| Work to be completed |
Go through each line of the records below and count those with the word "pratis". Give only the count.

___ Given information ___

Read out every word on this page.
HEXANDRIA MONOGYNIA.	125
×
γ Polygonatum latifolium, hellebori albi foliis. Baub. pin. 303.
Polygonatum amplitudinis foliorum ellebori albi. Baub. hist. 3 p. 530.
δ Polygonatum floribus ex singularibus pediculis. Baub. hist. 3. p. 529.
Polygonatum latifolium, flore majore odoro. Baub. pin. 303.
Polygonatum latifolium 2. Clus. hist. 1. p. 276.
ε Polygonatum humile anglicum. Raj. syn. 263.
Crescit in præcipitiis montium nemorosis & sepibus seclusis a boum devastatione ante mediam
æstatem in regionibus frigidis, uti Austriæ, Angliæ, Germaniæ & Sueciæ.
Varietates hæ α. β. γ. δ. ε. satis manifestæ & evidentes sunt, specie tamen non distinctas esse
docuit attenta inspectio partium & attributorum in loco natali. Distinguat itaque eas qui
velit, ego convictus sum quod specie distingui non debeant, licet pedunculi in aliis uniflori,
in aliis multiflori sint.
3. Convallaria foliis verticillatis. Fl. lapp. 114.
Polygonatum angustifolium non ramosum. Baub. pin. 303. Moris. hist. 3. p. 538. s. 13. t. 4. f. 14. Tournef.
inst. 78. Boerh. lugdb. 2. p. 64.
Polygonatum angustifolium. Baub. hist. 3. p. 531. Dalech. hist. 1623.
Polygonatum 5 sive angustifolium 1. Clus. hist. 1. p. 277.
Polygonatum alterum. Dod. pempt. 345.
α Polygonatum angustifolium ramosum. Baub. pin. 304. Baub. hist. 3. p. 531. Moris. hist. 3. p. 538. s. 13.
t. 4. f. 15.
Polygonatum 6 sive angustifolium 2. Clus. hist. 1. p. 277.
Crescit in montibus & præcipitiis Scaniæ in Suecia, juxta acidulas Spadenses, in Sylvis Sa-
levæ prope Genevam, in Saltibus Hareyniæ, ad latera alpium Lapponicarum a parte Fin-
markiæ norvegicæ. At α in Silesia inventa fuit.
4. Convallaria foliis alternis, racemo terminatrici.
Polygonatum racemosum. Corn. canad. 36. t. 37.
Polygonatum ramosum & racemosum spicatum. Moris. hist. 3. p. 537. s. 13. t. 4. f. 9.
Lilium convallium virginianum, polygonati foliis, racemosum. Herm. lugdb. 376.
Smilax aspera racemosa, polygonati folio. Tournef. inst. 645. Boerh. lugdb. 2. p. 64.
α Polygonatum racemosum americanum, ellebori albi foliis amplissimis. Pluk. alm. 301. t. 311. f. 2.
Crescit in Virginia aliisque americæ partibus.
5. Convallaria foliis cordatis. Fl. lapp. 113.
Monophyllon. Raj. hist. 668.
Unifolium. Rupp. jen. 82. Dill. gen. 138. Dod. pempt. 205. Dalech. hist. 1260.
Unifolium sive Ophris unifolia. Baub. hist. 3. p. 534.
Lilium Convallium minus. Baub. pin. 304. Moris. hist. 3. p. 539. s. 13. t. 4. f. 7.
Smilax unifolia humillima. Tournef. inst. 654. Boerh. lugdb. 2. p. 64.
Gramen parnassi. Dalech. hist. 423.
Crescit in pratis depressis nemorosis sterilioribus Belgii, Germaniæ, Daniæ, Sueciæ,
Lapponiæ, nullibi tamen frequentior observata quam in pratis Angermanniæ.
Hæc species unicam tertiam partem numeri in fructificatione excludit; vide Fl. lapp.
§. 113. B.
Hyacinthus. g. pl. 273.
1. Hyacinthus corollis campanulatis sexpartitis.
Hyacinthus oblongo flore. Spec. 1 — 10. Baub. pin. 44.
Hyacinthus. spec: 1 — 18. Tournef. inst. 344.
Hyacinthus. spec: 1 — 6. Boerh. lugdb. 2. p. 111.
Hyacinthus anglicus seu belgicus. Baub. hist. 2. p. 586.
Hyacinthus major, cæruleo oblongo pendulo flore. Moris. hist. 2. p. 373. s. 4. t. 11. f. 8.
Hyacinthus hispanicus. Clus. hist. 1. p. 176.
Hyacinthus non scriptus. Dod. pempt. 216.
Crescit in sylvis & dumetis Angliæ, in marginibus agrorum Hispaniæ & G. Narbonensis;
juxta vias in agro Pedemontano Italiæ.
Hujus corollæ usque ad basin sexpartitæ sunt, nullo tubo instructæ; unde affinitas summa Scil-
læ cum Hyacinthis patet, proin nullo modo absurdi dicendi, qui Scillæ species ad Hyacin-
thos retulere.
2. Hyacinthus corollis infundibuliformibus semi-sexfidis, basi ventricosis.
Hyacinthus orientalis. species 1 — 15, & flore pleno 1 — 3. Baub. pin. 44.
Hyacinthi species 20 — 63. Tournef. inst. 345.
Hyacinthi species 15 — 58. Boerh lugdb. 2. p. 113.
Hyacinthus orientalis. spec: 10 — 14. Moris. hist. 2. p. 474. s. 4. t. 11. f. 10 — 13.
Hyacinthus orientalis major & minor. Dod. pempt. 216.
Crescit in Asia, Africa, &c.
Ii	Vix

___
___ Given information ___

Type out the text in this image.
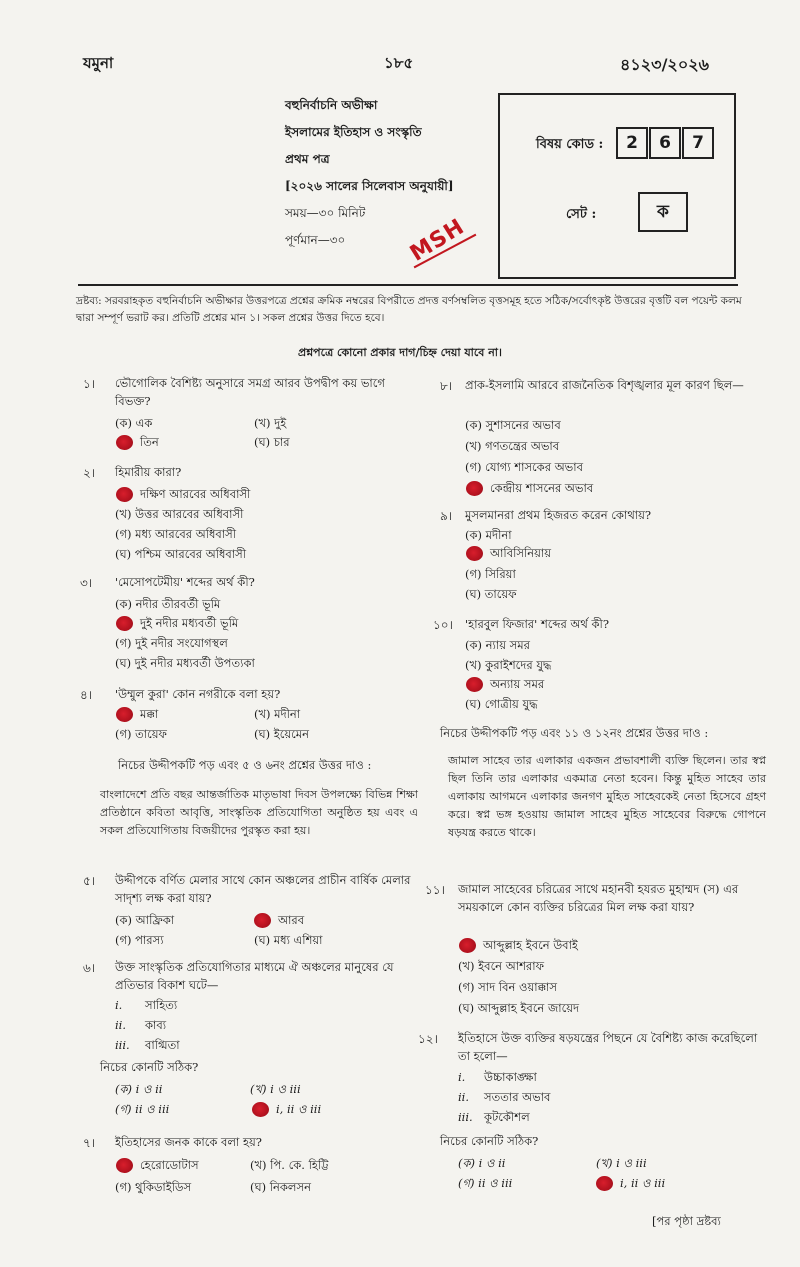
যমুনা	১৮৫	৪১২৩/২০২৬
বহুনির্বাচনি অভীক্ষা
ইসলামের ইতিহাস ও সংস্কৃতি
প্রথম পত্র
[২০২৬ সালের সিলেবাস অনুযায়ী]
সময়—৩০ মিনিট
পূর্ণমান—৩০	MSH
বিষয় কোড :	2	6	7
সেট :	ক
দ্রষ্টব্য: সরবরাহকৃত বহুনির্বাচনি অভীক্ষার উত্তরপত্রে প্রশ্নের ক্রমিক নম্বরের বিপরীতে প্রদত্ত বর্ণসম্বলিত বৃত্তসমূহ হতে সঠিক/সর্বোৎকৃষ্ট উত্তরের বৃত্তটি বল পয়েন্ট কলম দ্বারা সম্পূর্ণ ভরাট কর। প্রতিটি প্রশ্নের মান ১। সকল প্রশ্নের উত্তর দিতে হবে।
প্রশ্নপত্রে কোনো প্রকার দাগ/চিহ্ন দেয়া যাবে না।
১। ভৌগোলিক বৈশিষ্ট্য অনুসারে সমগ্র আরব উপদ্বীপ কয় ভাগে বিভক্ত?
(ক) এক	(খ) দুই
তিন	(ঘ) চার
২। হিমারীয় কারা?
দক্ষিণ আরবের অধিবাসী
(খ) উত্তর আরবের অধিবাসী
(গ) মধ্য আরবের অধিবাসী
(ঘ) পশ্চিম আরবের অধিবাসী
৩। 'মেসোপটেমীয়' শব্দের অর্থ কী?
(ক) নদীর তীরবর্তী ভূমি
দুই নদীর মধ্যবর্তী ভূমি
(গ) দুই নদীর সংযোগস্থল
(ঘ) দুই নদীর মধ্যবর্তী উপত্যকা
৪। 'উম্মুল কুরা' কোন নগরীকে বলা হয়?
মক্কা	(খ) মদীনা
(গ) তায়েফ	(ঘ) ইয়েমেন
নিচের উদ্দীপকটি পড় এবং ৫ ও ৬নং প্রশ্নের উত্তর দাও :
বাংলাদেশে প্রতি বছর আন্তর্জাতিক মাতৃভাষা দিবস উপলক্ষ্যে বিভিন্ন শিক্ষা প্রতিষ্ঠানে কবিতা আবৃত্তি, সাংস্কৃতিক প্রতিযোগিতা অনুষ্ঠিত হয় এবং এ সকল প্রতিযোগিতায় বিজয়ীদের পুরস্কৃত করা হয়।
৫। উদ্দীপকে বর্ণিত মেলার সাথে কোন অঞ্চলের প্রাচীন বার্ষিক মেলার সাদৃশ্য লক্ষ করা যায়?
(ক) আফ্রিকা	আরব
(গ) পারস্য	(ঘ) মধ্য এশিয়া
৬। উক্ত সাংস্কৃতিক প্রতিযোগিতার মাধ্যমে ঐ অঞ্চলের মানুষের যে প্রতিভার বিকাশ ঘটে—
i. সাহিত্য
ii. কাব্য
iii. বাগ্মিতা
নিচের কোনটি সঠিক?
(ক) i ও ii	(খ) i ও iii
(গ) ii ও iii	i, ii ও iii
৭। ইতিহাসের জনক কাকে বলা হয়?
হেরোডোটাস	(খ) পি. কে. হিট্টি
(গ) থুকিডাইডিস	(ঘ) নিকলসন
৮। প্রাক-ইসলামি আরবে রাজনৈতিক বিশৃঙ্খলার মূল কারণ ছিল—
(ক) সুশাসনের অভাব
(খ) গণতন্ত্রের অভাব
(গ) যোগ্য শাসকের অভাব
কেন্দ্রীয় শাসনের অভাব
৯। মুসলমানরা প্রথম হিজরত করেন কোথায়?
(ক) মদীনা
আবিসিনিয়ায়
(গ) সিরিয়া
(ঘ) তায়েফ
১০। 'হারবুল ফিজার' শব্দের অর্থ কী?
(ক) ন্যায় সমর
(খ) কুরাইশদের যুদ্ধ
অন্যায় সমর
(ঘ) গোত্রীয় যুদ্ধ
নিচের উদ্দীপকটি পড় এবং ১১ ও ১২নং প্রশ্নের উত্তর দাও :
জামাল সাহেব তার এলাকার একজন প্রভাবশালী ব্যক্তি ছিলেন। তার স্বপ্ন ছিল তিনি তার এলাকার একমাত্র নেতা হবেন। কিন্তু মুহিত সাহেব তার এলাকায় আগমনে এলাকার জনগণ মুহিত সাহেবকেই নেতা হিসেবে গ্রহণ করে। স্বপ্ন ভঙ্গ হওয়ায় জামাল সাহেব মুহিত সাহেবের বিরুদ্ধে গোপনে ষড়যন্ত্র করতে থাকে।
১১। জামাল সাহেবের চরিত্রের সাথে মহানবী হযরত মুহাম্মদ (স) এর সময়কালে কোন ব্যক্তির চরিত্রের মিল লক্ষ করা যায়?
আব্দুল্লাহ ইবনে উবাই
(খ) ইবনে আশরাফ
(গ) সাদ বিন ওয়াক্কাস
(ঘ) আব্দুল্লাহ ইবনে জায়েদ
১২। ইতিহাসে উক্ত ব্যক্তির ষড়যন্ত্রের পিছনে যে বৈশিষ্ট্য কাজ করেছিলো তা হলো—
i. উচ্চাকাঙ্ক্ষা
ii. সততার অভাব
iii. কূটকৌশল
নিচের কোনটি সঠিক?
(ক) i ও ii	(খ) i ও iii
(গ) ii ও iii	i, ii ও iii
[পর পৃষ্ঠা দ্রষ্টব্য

___

| Worked answer |
2